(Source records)

——————

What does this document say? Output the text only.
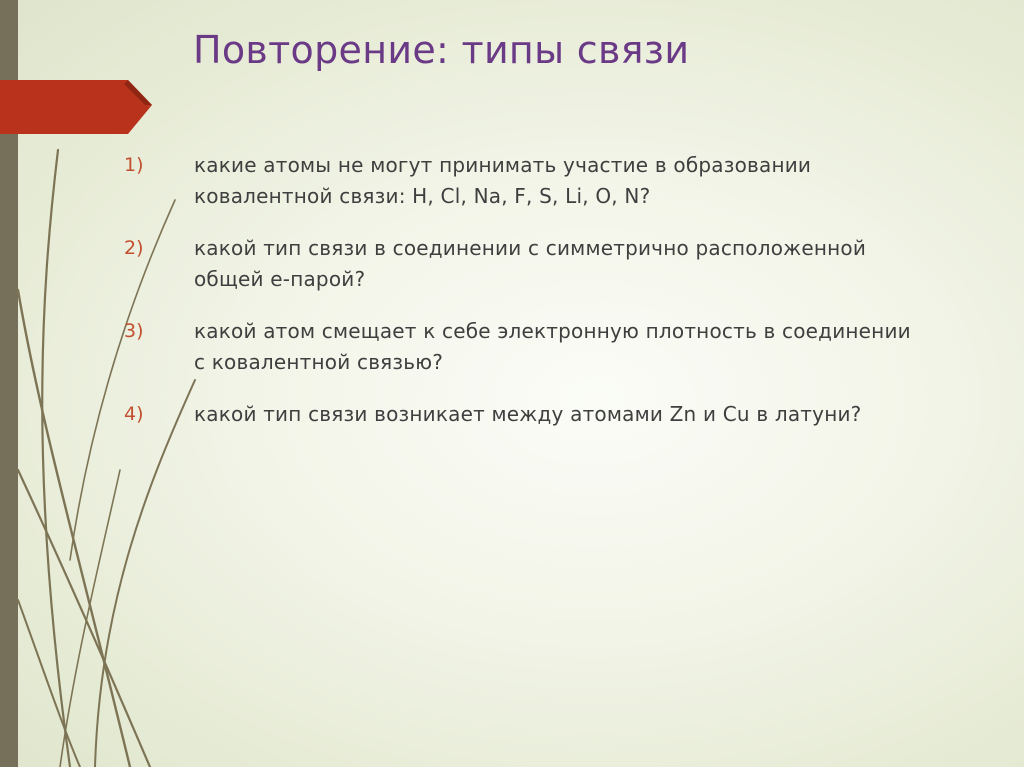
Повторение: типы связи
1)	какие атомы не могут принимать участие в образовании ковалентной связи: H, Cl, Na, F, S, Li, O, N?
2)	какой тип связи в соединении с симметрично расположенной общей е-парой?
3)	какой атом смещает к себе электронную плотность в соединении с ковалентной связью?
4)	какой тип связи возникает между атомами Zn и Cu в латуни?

——————

* To do: Take the listing above and restate it word for word, without its pictures.

* The reply:
What does this document say? Output the text only.
Повторение: типы связи
1)	какие атомы не могут принимать участие в образовании ковалентной связи: H, Cl, Na, F, S, Li, O, N?
2)	какой тип связи в соединении с симметрично расположенной общей е-парой?
3)	какой атом смещает к себе электронную плотность в соединении с ковалентной связью?
4)	какой тип связи возникает между атомами Zn и Cu в латуни?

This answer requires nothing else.